* TASK PROMPT *
Every line that contains the word "данных" should be copied out.

--- BEGIN SUPPLIED DATA ---

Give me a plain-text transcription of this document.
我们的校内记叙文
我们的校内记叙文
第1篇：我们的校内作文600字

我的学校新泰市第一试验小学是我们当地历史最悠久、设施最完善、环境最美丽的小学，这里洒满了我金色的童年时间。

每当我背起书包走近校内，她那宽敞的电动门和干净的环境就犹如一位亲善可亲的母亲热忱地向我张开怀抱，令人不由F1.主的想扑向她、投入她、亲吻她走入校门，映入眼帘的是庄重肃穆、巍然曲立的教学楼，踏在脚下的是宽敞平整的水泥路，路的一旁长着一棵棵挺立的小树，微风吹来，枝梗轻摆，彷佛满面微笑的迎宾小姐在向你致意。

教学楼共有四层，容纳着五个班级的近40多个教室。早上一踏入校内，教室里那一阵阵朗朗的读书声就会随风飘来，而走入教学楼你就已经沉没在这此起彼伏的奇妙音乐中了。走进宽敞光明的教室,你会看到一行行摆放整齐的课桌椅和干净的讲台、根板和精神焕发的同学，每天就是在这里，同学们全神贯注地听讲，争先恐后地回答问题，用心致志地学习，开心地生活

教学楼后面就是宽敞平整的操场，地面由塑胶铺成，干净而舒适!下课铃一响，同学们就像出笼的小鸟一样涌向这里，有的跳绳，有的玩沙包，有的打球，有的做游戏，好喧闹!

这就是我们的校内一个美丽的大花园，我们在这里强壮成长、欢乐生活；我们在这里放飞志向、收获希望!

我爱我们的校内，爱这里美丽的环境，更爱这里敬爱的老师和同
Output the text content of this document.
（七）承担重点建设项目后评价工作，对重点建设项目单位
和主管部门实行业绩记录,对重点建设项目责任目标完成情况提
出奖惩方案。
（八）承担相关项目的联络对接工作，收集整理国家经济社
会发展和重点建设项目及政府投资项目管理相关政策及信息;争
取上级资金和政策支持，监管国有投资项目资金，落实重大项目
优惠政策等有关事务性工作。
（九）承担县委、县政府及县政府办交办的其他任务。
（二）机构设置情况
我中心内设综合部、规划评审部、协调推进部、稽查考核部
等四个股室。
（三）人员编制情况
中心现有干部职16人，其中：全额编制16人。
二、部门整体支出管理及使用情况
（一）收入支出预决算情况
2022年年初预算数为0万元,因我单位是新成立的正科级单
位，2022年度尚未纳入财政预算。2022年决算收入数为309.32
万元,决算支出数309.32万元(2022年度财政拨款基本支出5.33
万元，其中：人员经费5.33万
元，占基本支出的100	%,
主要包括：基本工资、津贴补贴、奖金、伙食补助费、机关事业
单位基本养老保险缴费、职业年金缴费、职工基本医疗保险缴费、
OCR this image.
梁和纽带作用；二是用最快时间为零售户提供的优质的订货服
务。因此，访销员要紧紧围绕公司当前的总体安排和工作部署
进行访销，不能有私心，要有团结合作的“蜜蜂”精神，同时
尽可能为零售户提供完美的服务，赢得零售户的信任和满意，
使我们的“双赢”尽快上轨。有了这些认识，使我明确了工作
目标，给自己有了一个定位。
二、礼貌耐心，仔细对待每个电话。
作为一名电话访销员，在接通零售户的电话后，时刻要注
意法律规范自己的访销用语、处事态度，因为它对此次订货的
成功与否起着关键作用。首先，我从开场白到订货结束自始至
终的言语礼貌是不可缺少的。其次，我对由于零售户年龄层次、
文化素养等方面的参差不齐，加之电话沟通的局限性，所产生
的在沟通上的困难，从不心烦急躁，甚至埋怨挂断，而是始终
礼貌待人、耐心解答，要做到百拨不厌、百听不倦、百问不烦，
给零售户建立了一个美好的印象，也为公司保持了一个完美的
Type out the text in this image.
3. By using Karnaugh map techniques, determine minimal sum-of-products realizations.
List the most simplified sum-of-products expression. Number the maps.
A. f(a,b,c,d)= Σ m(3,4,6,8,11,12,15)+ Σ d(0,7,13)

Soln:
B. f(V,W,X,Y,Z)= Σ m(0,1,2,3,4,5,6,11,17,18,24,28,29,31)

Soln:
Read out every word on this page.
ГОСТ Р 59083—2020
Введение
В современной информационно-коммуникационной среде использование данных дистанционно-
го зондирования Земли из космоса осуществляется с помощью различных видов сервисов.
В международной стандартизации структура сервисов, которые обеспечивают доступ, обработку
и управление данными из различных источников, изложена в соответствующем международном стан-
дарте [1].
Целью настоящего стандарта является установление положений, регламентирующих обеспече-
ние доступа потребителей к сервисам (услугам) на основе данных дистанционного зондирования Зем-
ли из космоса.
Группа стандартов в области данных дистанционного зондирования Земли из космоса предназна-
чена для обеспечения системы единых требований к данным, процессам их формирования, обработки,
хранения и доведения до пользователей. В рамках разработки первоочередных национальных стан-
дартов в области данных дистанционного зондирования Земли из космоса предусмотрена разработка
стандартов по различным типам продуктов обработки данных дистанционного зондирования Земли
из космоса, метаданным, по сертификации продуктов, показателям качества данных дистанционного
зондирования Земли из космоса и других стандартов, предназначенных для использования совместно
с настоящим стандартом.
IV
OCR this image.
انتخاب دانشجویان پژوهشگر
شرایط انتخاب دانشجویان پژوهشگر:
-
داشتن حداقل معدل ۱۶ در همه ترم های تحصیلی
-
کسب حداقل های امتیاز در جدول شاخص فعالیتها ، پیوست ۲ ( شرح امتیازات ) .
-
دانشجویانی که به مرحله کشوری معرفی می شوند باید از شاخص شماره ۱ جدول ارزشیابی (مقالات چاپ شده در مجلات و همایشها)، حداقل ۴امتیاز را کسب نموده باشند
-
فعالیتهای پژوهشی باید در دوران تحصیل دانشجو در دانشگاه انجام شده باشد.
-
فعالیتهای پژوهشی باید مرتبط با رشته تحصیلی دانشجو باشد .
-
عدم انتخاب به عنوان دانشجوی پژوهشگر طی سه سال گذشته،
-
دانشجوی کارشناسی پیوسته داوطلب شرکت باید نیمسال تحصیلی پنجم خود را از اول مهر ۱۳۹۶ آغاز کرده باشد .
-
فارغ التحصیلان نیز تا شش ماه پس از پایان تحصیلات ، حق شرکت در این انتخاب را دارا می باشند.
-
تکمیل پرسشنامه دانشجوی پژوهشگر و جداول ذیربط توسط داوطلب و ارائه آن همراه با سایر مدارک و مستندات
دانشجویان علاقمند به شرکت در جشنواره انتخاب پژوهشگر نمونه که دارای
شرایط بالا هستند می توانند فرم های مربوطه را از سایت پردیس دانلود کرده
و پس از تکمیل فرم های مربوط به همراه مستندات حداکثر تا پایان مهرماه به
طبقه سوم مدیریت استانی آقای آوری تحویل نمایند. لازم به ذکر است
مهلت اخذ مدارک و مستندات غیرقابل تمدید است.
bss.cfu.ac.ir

--- END SUPPLIED DATA ---

* TASK SOLUTION *
В современной информационно-коммуникационной среде использование данных дистанционно-
ние доступа потребителей к сервисам (услугам) на основе данных дистанционного зондирования Зем-
Группа стандартов в области данных дистанционного зондирования Земли из космоса предназна-
дартов в области данных дистанционного зондирования Земли из космоса предусмотрена разработка
стандартов по различным типам продуктов обработки данных дистанционного зондирования Земли
из космоса, метаданным, по сертификации продуктов, показателям качества данных дистанционного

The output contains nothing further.